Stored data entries
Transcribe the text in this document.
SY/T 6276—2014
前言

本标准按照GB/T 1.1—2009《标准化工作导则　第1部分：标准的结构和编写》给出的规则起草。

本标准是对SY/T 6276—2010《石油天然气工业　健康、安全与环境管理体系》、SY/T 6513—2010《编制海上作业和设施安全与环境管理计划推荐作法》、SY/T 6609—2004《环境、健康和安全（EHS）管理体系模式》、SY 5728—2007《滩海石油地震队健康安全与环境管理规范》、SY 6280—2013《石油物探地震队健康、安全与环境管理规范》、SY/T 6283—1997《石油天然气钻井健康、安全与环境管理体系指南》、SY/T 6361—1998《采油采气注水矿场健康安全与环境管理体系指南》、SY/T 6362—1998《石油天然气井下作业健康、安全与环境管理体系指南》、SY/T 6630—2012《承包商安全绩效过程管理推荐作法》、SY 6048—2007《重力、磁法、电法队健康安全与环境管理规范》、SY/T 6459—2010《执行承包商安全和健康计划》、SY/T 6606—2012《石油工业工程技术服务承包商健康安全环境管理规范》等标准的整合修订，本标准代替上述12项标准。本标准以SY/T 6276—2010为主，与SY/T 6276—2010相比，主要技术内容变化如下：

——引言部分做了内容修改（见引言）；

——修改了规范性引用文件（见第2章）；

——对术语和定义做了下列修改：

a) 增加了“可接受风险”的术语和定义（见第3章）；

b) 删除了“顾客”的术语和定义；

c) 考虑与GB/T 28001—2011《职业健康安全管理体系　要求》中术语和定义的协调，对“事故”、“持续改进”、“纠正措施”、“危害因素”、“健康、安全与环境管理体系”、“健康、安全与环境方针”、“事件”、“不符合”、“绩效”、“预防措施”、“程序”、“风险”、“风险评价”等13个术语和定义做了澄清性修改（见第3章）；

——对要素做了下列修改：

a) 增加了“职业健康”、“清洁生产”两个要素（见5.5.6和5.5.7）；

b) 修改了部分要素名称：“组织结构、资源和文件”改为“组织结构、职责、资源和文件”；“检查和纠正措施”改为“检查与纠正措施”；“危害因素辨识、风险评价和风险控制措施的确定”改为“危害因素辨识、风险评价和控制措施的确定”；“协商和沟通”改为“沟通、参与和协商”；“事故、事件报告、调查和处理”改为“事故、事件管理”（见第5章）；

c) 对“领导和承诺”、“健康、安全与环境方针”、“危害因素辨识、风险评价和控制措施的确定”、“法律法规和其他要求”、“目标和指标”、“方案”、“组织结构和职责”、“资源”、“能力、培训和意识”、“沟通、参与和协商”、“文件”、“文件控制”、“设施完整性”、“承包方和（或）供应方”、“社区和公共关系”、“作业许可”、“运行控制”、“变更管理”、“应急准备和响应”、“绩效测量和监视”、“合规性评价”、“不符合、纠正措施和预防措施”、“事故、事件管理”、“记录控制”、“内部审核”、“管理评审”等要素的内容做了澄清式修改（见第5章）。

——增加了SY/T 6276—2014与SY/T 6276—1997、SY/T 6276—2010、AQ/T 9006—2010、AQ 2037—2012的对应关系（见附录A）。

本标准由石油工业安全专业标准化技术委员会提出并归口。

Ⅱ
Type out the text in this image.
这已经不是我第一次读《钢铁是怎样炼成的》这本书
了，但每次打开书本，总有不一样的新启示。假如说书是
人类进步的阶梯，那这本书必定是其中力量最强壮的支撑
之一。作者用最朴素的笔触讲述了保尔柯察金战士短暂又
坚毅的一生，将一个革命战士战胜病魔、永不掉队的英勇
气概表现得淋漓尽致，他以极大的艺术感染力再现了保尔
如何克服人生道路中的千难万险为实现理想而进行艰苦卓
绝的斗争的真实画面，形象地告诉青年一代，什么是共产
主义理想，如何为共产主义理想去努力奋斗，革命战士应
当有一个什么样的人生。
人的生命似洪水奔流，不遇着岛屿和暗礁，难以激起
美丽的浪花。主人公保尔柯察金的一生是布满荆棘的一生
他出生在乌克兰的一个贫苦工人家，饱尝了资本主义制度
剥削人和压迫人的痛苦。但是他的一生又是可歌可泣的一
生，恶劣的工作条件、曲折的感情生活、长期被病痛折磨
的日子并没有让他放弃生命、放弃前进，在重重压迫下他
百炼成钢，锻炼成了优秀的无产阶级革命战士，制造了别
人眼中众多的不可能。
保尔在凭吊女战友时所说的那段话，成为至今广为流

> **Exercise**
Give back the whole listing exactly as it reads.

> **Solved problem**
Transcribe the text in this document.
SY/T 6276—2014
前言

本标准按照GB/T 1.1—2009《标准化工作导则　第1部分：标准的结构和编写》给出的规则起草。

本标准是对SY/T 6276—2010《石油天然气工业　健康、安全与环境管理体系》、SY/T 6513—2010《编制海上作业和设施安全与环境管理计划推荐作法》、SY/T 6609—2004《环境、健康和安全（EHS）管理体系模式》、SY 5728—2007《滩海石油地震队健康安全与环境管理规范》、SY 6280—2013《石油物探地震队健康、安全与环境管理规范》、SY/T 6283—1997《石油天然气钻井健康、安全与环境管理体系指南》、SY/T 6361—1998《采油采气注水矿场健康安全与环境管理体系指南》、SY/T 6362—1998《石油天然气井下作业健康、安全与环境管理体系指南》、SY/T 6630—2012《承包商安全绩效过程管理推荐作法》、SY 6048—2007《重力、磁法、电法队健康安全与环境管理规范》、SY/T 6459—2010《执行承包商安全和健康计划》、SY/T 6606—2012《石油工业工程技术服务承包商健康安全环境管理规范》等标准的整合修订，本标准代替上述12项标准。本标准以SY/T 6276—2010为主，与SY/T 6276—2010相比，主要技术内容变化如下：

——引言部分做了内容修改（见引言）；

——修改了规范性引用文件（见第2章）；

——对术语和定义做了下列修改：

a) 增加了“可接受风险”的术语和定义（见第3章）；

b) 删除了“顾客”的术语和定义；

c) 考虑与GB/T 28001—2011《职业健康安全管理体系　要求》中术语和定义的协调，对“事故”、“持续改进”、“纠正措施”、“危害因素”、“健康、安全与环境管理体系”、“健康、安全与环境方针”、“事件”、“不符合”、“绩效”、“预防措施”、“程序”、“风险”、“风险评价”等13个术语和定义做了澄清性修改（见第3章）；

——对要素做了下列修改：

a) 增加了“职业健康”、“清洁生产”两个要素（见5.5.6和5.5.7）；

b) 修改了部分要素名称：“组织结构、资源和文件”改为“组织结构、职责、资源和文件”；“检查和纠正措施”改为“检查与纠正措施”；“危害因素辨识、风险评价和风险控制措施的确定”改为“危害因素辨识、风险评价和控制措施的确定”；“协商和沟通”改为“沟通、参与和协商”；“事故、事件报告、调查和处理”改为“事故、事件管理”（见第5章）；

c) 对“领导和承诺”、“健康、安全与环境方针”、“危害因素辨识、风险评价和控制措施的确定”、“法律法规和其他要求”、“目标和指标”、“方案”、“组织结构和职责”、“资源”、“能力、培训和意识”、“沟通、参与和协商”、“文件”、“文件控制”、“设施完整性”、“承包方和（或）供应方”、“社区和公共关系”、“作业许可”、“运行控制”、“变更管理”、“应急准备和响应”、“绩效测量和监视”、“合规性评价”、“不符合、纠正措施和预防措施”、“事故、事件管理”、“记录控制”、“内部审核”、“管理评审”等要素的内容做了澄清式修改（见第5章）。

——增加了SY/T 6276—2014与SY/T 6276—1997、SY/T 6276—2010、AQ/T 9006—2010、AQ 2037—2012的对应关系（见附录A）。

本标准由石油工业安全专业标准化技术委员会提出并归口。

Ⅱ
Type out the text in this image.
这已经不是我第一次读《钢铁是怎样炼成的》这本书
了，但每次打开书本，总有不一样的新启示。假如说书是
人类进步的阶梯，那这本书必定是其中力量最强壮的支撑
之一。作者用最朴素的笔触讲述了保尔柯察金战士短暂又
坚毅的一生，将一个革命战士战胜病魔、永不掉队的英勇
气概表现得淋漓尽致，他以极大的艺术感染力再现了保尔
如何克服人生道路中的千难万险为实现理想而进行艰苦卓
绝的斗争的真实画面，形象地告诉青年一代，什么是共产
主义理想，如何为共产主义理想去努力奋斗，革命战士应
当有一个什么样的人生。
人的生命似洪水奔流，不遇着岛屿和暗礁，难以激起
美丽的浪花。主人公保尔柯察金的一生是布满荆棘的一生
他出生在乌克兰的一个贫苦工人家，饱尝了资本主义制度
剥削人和压迫人的痛苦。但是他的一生又是可歌可泣的一
生，恶劣的工作条件、曲折的感情生活、长期被病痛折磨
的日子并没有让他放弃生命、放弃前进，在重重压迫下他
百炼成钢，锻炼成了优秀的无产阶级革命战士，制造了别
人眼中众多的不可能。
保尔在凭吊女战友时所说的那段话，成为至今广为流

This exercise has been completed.